Instructions for the task: Identify the lines that contain the string "this" and report only how many there are.

── Data rows

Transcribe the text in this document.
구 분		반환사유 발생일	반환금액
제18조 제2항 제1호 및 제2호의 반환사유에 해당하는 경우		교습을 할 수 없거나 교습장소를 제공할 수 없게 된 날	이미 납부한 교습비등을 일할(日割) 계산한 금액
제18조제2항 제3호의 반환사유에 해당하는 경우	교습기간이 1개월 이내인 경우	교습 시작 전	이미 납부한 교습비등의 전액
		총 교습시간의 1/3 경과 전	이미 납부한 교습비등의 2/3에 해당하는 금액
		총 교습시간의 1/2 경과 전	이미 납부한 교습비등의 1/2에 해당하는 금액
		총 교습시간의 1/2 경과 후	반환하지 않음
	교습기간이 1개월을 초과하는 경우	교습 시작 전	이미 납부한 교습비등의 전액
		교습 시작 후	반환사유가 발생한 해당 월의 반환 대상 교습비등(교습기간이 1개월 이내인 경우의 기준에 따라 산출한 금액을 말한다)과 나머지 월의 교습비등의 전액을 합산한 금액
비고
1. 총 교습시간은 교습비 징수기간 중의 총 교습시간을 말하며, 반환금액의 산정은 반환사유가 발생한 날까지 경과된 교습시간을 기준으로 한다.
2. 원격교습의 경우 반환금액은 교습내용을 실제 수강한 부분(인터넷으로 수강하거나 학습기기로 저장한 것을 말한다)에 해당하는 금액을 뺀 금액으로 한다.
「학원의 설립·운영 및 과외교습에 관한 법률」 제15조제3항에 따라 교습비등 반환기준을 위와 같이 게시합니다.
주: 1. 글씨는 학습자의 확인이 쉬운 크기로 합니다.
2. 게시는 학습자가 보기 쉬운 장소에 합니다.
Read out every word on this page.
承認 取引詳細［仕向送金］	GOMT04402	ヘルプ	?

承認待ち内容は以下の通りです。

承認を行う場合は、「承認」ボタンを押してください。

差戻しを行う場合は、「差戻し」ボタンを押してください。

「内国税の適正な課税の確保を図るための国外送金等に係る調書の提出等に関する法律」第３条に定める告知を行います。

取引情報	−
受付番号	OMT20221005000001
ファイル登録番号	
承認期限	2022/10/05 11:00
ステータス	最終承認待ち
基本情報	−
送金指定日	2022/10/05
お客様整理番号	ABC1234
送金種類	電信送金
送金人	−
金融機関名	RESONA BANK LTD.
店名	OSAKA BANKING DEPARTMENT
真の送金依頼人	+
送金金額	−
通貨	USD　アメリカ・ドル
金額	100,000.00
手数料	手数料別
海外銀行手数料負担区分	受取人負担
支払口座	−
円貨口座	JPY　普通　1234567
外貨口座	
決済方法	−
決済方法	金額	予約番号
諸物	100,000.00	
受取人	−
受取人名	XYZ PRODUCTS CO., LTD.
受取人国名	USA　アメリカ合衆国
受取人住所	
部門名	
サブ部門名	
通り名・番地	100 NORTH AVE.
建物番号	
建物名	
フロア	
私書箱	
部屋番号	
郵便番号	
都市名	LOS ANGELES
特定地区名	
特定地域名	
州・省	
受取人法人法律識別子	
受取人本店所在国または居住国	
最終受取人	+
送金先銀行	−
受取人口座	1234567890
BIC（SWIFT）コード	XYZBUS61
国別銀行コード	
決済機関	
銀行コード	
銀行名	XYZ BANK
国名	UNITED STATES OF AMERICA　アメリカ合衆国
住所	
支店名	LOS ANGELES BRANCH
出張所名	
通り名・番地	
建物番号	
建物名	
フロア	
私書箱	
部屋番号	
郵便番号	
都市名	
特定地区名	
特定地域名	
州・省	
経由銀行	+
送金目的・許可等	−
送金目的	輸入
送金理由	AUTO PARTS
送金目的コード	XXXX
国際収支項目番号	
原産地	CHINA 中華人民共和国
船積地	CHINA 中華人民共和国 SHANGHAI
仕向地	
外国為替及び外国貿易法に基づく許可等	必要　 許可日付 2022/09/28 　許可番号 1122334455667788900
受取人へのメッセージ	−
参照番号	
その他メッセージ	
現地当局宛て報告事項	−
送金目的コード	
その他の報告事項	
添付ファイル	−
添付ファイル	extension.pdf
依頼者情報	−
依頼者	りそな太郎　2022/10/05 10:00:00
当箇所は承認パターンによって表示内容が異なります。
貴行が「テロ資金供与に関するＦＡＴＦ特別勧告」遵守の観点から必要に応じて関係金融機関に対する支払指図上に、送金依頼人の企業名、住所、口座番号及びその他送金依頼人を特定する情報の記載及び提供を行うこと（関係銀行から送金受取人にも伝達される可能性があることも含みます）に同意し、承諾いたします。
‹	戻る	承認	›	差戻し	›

────
── Data rows

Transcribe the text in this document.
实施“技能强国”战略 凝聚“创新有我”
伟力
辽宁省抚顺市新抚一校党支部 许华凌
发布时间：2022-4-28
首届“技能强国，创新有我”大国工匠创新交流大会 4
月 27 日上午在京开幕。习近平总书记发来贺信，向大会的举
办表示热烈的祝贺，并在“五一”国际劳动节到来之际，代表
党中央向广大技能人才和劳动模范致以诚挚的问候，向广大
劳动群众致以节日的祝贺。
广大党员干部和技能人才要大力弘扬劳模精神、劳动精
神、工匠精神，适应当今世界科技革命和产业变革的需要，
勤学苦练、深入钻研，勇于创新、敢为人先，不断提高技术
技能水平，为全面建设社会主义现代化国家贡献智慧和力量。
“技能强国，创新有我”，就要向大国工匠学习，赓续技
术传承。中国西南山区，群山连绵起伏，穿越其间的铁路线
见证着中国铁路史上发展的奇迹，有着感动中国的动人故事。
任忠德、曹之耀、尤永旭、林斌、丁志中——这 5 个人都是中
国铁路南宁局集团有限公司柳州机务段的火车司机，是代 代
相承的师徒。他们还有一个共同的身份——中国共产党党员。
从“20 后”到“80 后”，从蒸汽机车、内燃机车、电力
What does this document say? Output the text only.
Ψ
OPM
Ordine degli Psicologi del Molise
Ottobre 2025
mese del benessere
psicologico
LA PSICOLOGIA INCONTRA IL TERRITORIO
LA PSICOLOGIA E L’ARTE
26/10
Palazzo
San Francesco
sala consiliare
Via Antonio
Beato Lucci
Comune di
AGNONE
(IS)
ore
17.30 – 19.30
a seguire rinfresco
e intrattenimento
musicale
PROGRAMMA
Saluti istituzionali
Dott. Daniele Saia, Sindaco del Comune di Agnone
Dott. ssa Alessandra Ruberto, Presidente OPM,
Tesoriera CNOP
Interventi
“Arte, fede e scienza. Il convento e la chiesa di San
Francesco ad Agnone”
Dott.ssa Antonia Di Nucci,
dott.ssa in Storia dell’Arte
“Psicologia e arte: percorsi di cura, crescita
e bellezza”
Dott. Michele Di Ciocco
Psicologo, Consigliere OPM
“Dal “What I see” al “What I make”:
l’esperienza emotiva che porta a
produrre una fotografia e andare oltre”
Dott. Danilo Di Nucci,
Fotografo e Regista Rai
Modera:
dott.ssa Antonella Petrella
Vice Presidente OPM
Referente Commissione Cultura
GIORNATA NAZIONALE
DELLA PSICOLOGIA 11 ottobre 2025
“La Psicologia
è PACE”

────

Output: 4